[Begin]

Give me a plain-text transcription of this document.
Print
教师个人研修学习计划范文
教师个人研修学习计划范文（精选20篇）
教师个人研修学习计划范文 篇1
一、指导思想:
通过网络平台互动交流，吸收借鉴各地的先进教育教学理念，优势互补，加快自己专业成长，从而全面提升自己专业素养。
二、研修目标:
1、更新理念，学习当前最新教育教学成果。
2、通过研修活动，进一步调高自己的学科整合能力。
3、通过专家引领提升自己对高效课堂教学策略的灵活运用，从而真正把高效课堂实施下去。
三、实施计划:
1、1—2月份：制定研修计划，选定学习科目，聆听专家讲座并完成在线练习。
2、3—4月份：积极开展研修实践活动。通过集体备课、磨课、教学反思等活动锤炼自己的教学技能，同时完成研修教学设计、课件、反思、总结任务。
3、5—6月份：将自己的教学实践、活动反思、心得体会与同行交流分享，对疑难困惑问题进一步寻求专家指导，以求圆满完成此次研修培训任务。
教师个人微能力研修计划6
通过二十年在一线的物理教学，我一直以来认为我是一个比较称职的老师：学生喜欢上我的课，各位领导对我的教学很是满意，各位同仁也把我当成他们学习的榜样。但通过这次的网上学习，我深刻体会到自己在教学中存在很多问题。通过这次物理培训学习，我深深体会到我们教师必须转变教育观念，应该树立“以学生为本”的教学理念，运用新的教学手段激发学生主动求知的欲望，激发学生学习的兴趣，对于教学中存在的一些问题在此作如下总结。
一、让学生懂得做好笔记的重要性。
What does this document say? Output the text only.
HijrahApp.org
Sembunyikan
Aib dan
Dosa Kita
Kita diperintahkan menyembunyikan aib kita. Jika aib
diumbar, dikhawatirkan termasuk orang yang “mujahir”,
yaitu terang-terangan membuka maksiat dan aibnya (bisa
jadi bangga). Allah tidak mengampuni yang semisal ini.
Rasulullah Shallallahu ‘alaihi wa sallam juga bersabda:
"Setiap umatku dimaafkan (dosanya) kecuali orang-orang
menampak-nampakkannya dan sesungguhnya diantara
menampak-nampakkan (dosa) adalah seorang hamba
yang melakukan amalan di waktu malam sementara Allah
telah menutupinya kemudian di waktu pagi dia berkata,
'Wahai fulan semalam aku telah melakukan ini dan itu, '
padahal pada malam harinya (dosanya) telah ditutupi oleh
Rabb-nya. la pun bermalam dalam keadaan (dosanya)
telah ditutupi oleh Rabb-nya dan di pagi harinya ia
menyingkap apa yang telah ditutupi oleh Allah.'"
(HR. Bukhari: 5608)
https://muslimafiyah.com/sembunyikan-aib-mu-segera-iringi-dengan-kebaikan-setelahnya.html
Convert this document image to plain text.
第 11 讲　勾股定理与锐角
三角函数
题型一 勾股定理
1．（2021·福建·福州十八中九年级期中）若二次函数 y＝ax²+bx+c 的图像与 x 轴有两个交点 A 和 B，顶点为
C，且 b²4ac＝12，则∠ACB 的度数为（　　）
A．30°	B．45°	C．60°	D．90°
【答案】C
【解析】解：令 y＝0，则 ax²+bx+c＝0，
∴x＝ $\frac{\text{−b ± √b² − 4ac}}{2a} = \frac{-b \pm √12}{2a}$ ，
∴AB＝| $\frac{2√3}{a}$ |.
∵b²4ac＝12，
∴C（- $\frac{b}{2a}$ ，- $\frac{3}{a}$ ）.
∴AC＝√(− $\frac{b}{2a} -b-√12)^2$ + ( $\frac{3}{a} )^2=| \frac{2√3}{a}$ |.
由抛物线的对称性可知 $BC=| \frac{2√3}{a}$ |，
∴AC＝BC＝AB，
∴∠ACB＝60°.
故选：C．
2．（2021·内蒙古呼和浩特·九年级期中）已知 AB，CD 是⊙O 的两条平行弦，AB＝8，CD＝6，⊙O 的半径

[End]

Written instruction -> Repeat the line that contains "Convert this document image to plain text.", then every line after it until the records end, with nothing added.

Solution for this exercise ->
Convert this document image to plain text.
第 11 讲　勾股定理与锐角
三角函数
题型一 勾股定理
1．（2021·福建·福州十八中九年级期中）若二次函数 y＝ax²+bx+c 的图像与 x 轴有两个交点 A 和 B，顶点为
C，且 b²4ac＝12，则∠ACB 的度数为（　　）
A．30°	B．45°	C．60°	D．90°
【答案】C
【解析】解：令 y＝0，则 ax²+bx+c＝0，
∴x＝ $\frac{\text{−b ± √b² − 4ac}}{2a} = \frac{-b \pm √12}{2a}$ ，
∴AB＝| $\frac{2√3}{a}$ |.
∵b²4ac＝12，
∴C（- $\frac{b}{2a}$ ，- $\frac{3}{a}$ ）.
∴AC＝√(− $\frac{b}{2a} -b-√12)^2$ + ( $\frac{3}{a} )^2=| \frac{2√3}{a}$ |.
由抛物线的对称性可知 $BC=| \frac{2√3}{a}$ |，
∴AC＝BC＝AB，
∴∠ACB＝60°.
故选：C．
2．（2021·内蒙古呼和浩特·九年级期中）已知 AB，CD 是⊙O 的两条平行弦，AB＝8，CD＝6，⊙O 的半径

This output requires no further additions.